--- Start of INFORMATION PROVIDED ---

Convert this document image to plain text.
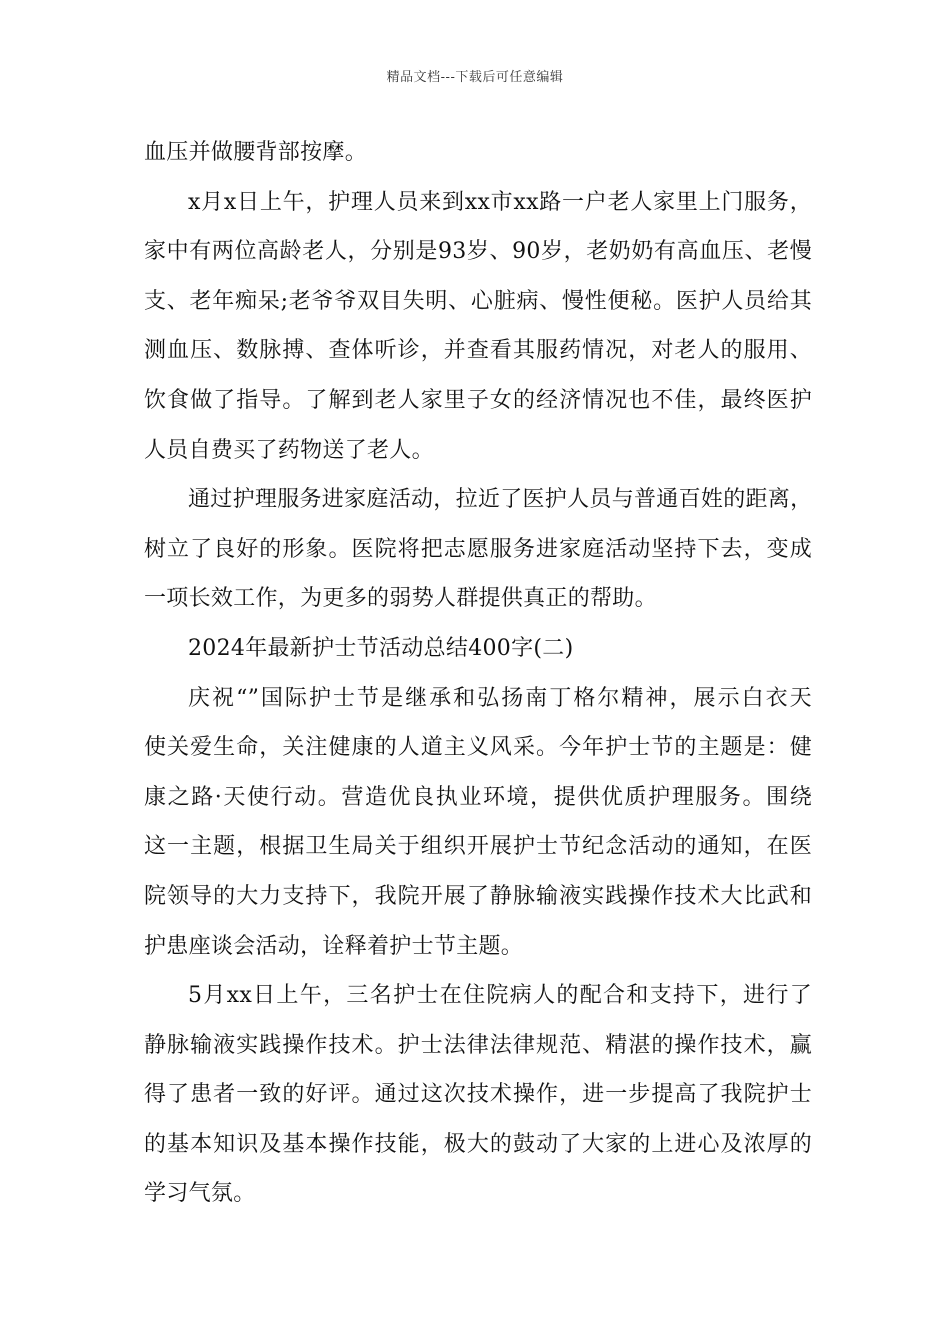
精品文档---下载后可任意编辑
血压并做腰背部按摩。
x月x日上午，护理人员来到xx市xx路一户老人家里上门服务，
家中有两位高龄老人，分别是93岁、90岁，老奶奶有高血压、老慢
支、老年痴呆;老爷爷双目失明、心脏病、慢性便秘。医护人员给其
测血压、数脉搏、查体听诊，并查看其服药情况，对老人的服用、
饮食做了指导。了解到老人家里子女的经济情况也不佳，最终医护
人员自费买了药物送了老人。
通过护理服务进家庭活动，拉近了医护人员与普通百姓的距离，
树立了良好的形象。医院将把志愿服务进家庭活动坚持下去，变成
一项长效工作，为更多的弱势人群提供真正的帮助。
2024年最新护士节活动总结400字(二)
庆祝“”国际护士节是继承和弘扬南丁格尔精神，展示白衣天
使关爱生命，关注健康的人道主义风采。今年护士节的主题是：健
康之路·天使行动。营造优良执业环境，提供优质护理服务。围绕
这一主题，根据卫生局关于组织开展护士节纪念活动的通知，在医
院领导的大力支持下，我院开展了静脉输液实践操作技术大比武和
护患座谈会活动，诠释着护士节主题。
5月xx日上午，三名护士在住院病人的配合和支持下，进行了
静脉输液实践操作技术。护士法律法律规范、精湛的操作技术，赢
得了患者一致的好评。通过这次技术操作，进一步提高了我院护士
的基本知识及基本操作技能，极大的鼓动了大家的上进心及浓厚的
学习气氛。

--- End of INFORMATION PROVIDED ---

(JOB):
Are you able to set down all the lines above exactly, without any pictures?

(RIGHT ANSWER):
Convert this document image to plain text.
精品文档---下载后可任意编辑
血压并做腰背部按摩。
x月x日上午，护理人员来到xx市xx路一户老人家里上门服务，
家中有两位高龄老人，分别是93岁、90岁，老奶奶有高血压、老慢
支、老年痴呆;老爷爷双目失明、心脏病、慢性便秘。医护人员给其
测血压、数脉搏、查体听诊，并查看其服药情况，对老人的服用、
饮食做了指导。了解到老人家里子女的经济情况也不佳，最终医护
人员自费买了药物送了老人。
通过护理服务进家庭活动，拉近了医护人员与普通百姓的距离，
树立了良好的形象。医院将把志愿服务进家庭活动坚持下去，变成
一项长效工作，为更多的弱势人群提供真正的帮助。
2024年最新护士节活动总结400字(二)
庆祝“”国际护士节是继承和弘扬南丁格尔精神，展示白衣天
使关爱生命，关注健康的人道主义风采。今年护士节的主题是：健
康之路·天使行动。营造优良执业环境，提供优质护理服务。围绕
这一主题，根据卫生局关于组织开展护士节纪念活动的通知，在医
院领导的大力支持下，我院开展了静脉输液实践操作技术大比武和
护患座谈会活动，诠释着护士节主题。
5月xx日上午，三名护士在住院病人的配合和支持下，进行了
静脉输液实践操作技术。护士法律法律规范、精湛的操作技术，赢
得了患者一致的好评。通过这次技术操作，进一步提高了我院护士
的基本知识及基本操作技能，极大的鼓动了大家的上进心及浓厚的
学习气氛。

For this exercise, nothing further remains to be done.